▶ [RECORD EXTRACTS]
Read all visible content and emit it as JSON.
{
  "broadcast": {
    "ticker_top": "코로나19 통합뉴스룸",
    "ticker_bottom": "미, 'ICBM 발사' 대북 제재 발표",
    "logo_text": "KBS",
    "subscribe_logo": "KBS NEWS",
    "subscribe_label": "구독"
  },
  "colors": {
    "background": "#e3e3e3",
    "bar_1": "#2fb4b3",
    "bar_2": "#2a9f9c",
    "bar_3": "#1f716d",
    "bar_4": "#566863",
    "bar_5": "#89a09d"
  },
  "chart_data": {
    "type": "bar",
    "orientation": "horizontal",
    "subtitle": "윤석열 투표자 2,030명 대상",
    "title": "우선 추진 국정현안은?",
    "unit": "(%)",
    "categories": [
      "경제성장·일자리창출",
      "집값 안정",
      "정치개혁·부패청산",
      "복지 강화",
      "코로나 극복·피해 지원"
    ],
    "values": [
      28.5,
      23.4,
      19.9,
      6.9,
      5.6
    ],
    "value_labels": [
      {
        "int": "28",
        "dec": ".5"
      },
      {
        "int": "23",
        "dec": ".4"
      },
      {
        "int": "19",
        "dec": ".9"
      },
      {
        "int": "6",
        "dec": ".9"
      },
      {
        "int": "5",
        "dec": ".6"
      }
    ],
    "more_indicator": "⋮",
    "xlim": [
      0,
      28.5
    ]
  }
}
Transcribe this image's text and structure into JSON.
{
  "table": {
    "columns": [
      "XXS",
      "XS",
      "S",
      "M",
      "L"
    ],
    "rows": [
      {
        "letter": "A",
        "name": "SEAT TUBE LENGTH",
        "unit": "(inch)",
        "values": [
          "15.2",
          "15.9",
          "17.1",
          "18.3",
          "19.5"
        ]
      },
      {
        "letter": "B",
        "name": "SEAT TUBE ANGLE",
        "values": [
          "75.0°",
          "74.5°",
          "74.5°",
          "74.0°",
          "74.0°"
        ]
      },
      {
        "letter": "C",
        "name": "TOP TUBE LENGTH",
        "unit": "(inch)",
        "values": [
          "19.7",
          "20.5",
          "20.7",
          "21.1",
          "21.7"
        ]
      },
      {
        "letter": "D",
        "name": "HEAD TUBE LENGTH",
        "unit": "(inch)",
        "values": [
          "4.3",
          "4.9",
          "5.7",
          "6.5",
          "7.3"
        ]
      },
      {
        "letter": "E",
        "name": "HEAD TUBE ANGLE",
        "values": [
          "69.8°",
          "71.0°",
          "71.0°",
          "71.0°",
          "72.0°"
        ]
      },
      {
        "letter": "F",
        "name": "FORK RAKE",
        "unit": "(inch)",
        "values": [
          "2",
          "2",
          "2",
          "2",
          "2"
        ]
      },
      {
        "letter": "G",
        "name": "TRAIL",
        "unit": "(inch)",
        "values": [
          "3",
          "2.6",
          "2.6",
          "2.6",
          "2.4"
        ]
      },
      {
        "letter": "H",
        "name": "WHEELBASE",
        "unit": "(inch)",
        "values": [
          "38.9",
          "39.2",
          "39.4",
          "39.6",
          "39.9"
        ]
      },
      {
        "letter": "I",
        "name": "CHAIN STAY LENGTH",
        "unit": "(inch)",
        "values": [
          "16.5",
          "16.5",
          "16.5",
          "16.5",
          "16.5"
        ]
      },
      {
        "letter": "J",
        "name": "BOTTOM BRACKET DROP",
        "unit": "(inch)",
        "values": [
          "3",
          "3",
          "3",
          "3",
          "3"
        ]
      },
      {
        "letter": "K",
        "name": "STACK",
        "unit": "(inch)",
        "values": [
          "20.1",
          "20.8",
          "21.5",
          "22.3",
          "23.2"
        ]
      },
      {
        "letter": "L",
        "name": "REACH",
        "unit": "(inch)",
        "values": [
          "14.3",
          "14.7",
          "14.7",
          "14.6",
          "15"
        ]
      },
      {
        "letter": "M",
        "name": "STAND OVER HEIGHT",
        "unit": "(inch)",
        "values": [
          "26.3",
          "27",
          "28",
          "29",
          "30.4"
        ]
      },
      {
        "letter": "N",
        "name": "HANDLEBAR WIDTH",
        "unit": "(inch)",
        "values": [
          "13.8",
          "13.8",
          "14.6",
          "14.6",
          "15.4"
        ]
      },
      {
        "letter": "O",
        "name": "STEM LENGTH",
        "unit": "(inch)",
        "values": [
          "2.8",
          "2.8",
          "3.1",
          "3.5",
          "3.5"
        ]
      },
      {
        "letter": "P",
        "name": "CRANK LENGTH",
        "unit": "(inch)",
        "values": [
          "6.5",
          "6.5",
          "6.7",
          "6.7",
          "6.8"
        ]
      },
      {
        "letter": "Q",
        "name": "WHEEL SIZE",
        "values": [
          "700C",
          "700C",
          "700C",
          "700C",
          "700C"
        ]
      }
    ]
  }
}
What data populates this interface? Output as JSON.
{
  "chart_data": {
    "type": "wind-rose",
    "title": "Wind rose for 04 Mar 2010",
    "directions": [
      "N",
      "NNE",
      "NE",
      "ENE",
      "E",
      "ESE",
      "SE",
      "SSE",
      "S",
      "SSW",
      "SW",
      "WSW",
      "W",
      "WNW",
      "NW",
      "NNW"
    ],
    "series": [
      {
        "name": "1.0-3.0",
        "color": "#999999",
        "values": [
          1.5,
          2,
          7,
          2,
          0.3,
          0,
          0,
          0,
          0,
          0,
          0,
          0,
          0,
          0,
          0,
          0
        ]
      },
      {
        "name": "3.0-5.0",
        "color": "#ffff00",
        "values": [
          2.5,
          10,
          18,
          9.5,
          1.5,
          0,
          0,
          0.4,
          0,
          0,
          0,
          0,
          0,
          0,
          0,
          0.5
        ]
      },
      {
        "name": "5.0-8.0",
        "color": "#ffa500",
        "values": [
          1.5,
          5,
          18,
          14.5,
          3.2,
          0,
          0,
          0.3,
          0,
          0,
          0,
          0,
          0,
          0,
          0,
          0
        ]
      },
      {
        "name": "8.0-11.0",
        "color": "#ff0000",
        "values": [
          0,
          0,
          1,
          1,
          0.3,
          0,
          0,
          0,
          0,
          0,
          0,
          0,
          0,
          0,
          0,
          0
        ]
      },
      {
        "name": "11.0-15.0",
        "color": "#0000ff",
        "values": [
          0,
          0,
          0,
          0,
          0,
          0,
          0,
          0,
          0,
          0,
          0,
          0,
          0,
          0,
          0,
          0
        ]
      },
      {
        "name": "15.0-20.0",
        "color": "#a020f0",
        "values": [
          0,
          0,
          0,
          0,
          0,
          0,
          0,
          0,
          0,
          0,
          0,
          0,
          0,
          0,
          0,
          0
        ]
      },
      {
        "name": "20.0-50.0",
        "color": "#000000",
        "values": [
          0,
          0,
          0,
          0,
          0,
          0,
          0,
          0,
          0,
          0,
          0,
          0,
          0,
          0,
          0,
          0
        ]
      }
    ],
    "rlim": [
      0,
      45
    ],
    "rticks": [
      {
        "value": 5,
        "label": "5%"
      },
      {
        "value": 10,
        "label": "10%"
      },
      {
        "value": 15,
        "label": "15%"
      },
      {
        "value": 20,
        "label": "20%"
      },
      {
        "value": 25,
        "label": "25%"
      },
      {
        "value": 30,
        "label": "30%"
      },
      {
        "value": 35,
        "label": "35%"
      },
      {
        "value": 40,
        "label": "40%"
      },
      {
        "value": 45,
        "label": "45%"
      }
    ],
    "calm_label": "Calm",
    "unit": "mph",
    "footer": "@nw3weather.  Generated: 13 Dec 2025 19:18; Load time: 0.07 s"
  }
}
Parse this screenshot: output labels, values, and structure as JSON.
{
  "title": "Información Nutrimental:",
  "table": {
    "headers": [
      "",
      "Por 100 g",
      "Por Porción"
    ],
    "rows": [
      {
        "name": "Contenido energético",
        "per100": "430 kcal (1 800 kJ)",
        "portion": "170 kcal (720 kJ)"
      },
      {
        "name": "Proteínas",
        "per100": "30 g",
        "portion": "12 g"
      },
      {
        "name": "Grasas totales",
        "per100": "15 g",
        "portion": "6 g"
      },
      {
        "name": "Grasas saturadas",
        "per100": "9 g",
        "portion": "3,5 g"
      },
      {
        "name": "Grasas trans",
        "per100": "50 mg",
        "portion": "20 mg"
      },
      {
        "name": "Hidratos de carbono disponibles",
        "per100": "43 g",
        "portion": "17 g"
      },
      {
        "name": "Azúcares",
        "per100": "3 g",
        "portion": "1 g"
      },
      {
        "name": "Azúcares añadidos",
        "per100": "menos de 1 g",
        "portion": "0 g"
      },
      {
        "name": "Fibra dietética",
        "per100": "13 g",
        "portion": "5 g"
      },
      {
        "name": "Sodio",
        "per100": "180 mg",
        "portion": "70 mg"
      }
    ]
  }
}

▶ [GOAL OF THE EXERCISE] What is the number of lines in the listing above that contain the string "portion"? Give only the number.

▶ [TASK RESPONSE] 10